» TASK OBJECTIVE:
List each line of the data in which the string "descompuesto" appears.

□ □ □ □

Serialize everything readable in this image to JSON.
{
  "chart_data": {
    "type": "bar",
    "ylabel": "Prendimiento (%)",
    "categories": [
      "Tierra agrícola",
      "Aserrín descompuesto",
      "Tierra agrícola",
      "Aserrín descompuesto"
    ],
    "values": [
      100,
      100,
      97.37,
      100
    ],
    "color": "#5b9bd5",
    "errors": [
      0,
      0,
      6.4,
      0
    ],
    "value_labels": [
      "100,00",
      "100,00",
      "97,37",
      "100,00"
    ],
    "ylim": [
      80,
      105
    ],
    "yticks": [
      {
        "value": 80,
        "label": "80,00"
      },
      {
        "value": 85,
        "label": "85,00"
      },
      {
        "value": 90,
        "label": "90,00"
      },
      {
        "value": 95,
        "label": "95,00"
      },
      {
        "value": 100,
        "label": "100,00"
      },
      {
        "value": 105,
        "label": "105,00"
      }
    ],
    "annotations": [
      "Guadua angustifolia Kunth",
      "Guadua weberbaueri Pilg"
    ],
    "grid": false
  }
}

□ □ □ □

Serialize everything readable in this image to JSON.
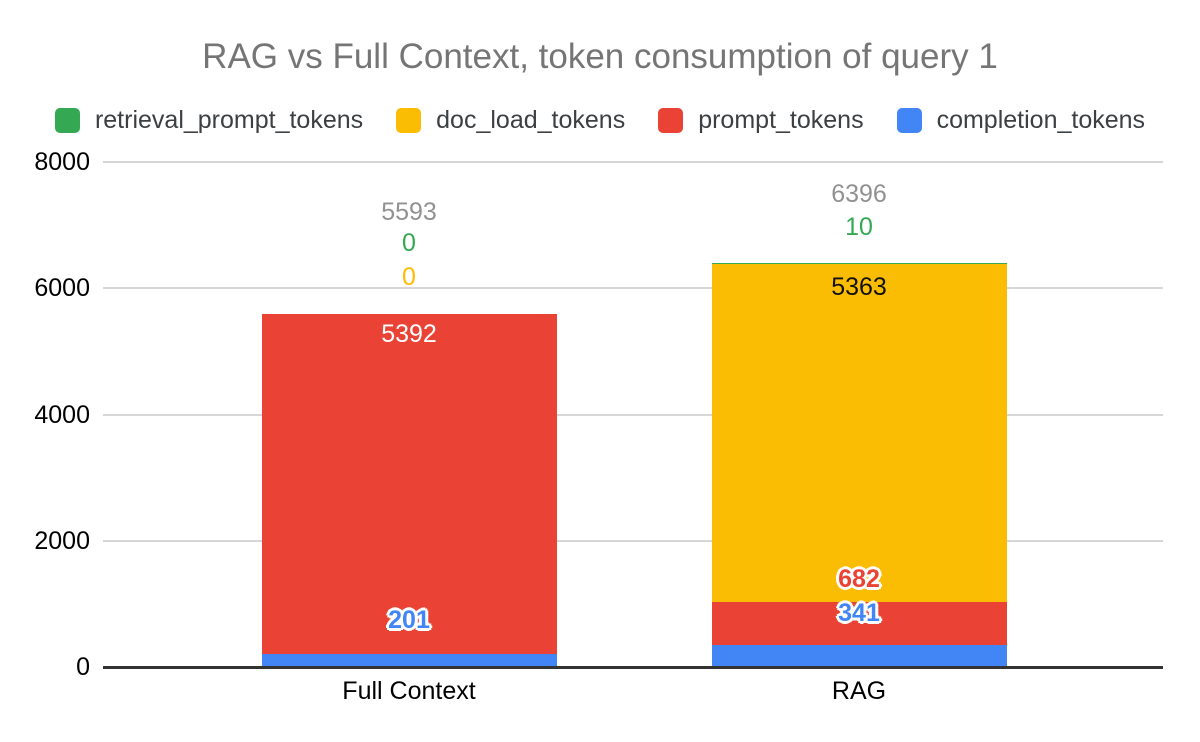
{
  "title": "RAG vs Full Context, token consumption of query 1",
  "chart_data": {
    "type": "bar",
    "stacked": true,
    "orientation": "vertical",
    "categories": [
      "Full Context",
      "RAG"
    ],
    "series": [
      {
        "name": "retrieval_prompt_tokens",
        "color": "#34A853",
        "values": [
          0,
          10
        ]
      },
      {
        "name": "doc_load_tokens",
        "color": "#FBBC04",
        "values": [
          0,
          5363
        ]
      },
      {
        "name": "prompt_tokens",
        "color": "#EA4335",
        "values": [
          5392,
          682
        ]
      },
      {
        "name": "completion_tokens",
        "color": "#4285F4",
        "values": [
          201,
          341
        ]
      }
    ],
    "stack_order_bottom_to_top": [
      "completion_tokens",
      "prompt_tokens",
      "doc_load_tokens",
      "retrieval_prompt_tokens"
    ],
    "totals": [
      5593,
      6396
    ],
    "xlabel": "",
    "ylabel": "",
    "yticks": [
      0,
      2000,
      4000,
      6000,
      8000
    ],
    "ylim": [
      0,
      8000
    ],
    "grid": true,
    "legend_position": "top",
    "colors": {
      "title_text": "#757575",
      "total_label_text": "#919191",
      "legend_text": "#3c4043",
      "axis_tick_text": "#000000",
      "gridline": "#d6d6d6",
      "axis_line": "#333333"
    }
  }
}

□ □ □ □

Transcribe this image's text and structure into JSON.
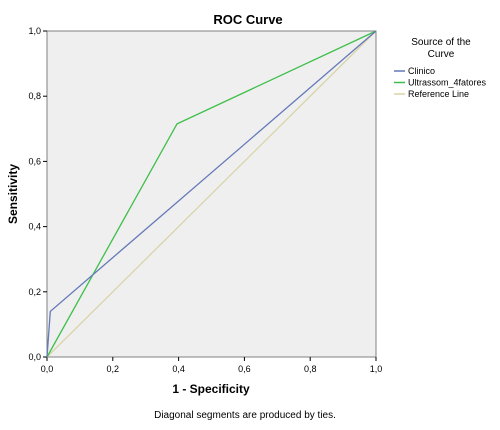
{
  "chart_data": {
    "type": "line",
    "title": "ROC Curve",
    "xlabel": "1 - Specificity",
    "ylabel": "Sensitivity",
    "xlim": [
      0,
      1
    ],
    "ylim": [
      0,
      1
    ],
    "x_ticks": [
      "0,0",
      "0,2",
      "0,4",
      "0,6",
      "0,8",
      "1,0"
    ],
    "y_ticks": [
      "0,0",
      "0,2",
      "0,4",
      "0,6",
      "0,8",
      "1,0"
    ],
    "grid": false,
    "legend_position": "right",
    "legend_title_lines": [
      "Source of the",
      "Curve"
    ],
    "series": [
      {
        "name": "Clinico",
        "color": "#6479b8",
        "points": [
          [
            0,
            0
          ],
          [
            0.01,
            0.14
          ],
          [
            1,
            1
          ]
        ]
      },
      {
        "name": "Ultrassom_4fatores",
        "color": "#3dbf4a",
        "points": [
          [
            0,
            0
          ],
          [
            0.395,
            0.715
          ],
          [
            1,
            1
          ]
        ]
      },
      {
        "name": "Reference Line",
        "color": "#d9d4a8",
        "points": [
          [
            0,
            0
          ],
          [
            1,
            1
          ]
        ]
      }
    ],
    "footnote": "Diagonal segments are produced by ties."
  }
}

□ □ □ □

» RESPONSE:
      "Aserrín descompuesto",
      "Aserrín descompuesto"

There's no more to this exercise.